***** Supplied entries *****

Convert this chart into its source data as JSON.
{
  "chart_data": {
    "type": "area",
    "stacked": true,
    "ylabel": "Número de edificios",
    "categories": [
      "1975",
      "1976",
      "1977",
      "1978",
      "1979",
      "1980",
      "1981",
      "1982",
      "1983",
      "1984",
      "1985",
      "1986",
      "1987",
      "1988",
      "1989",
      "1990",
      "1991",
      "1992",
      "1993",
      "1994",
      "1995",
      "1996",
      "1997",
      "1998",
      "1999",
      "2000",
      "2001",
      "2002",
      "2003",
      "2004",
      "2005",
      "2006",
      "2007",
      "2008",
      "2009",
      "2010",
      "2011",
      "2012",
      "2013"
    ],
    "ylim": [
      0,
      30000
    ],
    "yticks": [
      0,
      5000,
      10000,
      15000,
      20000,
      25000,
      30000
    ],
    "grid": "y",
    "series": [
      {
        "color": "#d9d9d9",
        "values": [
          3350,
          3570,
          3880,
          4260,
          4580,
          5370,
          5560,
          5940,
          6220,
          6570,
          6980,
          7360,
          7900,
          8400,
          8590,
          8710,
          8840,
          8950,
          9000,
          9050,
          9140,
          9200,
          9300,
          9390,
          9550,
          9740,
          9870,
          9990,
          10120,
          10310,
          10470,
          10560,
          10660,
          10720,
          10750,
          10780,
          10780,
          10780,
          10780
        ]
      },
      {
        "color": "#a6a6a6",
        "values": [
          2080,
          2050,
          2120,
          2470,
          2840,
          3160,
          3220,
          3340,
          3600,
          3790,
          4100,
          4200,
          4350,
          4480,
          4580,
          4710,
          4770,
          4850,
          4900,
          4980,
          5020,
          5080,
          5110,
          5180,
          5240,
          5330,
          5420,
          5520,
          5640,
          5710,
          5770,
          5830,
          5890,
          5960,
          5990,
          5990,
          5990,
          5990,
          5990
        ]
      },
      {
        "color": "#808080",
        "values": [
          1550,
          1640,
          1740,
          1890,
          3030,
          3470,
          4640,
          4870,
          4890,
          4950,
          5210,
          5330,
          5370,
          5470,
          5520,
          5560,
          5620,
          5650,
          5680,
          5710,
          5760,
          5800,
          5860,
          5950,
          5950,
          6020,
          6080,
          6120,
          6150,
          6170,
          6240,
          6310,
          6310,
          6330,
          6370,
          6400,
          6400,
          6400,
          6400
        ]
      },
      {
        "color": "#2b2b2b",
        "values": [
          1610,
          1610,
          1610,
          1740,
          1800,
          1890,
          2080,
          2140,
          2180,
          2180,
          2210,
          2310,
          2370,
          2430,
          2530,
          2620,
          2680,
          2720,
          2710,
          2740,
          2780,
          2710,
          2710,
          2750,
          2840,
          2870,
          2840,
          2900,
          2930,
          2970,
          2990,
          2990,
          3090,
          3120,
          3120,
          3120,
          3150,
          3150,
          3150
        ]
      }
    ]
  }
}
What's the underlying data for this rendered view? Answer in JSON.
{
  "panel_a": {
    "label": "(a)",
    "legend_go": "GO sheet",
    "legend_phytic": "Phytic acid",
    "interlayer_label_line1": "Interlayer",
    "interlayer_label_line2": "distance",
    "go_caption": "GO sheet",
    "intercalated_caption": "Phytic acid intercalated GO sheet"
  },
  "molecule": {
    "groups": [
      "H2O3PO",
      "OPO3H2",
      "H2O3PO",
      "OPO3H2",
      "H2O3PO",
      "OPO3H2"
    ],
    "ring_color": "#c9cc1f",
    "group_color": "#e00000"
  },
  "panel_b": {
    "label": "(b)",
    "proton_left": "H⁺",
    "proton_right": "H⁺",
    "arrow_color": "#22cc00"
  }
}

*****

Given problem:
Look through the lines above and collect those with the word "this".

Response to the exercise:
Convert this chart into its source data as JSON.
What's the underlying data for this rendered view? Answer in JSON.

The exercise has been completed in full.